━━━━━ DATA LISTING
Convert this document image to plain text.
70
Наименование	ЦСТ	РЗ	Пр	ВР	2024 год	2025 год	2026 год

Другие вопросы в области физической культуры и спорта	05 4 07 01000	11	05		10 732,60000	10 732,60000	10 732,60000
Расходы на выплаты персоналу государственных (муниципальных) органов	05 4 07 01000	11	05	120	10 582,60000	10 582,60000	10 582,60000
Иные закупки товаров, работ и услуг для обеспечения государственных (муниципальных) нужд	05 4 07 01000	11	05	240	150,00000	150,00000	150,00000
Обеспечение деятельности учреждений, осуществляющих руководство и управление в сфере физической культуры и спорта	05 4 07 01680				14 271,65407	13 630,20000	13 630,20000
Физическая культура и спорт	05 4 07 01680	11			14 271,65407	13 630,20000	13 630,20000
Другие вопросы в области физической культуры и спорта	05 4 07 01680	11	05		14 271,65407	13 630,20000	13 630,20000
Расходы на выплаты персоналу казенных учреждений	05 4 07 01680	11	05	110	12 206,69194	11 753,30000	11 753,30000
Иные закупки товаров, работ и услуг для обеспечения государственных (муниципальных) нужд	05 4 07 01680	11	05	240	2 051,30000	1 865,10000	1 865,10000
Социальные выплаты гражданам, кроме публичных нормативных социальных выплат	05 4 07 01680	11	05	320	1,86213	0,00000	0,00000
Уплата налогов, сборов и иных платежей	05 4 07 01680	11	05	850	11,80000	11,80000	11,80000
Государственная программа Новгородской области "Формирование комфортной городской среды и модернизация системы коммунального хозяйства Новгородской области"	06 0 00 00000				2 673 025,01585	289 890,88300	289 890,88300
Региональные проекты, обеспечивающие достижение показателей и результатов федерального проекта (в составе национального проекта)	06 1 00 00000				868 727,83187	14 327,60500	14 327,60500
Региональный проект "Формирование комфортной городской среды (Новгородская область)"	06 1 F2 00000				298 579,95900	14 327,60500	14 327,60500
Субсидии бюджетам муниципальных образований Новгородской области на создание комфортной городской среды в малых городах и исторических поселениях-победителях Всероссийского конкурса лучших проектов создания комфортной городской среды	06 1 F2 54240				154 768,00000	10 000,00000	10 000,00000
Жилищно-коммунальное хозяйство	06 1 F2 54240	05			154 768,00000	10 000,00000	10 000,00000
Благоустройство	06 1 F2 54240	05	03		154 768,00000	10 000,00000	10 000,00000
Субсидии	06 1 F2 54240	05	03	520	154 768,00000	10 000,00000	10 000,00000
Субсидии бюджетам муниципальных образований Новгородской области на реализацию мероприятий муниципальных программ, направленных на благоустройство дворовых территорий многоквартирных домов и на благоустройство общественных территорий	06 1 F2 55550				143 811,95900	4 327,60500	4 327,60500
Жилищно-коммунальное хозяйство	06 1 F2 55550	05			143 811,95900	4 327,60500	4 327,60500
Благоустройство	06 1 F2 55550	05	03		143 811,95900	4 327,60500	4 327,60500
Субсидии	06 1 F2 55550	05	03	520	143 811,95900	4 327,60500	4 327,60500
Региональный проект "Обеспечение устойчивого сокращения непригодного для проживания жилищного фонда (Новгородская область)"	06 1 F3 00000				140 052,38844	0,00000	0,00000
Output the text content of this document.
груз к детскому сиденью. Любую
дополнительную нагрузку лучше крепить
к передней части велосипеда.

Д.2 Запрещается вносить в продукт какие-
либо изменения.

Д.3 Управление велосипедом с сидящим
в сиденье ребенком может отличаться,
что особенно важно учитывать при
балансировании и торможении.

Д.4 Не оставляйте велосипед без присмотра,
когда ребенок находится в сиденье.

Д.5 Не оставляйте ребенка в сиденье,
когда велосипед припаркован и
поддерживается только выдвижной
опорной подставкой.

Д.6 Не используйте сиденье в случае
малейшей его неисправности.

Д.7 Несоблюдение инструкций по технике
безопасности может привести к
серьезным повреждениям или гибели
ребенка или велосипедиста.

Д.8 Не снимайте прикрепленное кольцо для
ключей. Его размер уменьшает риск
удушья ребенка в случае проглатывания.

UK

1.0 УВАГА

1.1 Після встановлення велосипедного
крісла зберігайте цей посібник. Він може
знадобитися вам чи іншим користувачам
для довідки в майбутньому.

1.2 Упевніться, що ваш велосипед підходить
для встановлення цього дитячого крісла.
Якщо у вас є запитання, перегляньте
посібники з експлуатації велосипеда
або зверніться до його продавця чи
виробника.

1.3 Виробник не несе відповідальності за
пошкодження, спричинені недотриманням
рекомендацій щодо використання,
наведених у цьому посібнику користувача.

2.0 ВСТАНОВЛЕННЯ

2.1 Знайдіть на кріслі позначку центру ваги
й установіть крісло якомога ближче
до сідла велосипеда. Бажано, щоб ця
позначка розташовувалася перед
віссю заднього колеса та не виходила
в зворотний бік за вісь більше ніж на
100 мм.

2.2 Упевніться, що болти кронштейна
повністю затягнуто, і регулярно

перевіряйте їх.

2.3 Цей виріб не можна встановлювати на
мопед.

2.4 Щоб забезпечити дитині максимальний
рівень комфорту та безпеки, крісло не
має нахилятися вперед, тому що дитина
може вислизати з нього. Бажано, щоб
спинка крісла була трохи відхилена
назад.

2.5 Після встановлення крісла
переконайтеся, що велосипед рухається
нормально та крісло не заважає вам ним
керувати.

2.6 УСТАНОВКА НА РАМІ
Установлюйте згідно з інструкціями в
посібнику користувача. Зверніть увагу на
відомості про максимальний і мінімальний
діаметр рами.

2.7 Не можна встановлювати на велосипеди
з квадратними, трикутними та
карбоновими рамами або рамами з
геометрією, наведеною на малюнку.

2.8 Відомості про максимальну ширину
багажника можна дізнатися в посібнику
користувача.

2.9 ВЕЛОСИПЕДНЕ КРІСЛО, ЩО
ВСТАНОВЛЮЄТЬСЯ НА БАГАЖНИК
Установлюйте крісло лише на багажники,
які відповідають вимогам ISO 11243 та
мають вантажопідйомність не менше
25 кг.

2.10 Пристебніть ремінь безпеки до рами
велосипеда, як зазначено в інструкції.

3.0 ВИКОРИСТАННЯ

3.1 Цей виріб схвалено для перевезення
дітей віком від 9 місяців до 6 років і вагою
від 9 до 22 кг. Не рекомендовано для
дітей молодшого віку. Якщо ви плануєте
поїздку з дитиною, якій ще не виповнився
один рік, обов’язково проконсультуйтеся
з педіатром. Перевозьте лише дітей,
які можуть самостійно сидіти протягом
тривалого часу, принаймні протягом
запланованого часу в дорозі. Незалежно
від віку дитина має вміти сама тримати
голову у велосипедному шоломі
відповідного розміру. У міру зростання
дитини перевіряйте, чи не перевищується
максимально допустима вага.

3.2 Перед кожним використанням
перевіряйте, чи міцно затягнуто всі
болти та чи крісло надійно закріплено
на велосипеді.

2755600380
━━━━━━━━━━
STATED TASK: State only the count of lines above that hold the string "Установлюйте".

WORKED SOLUTION: 2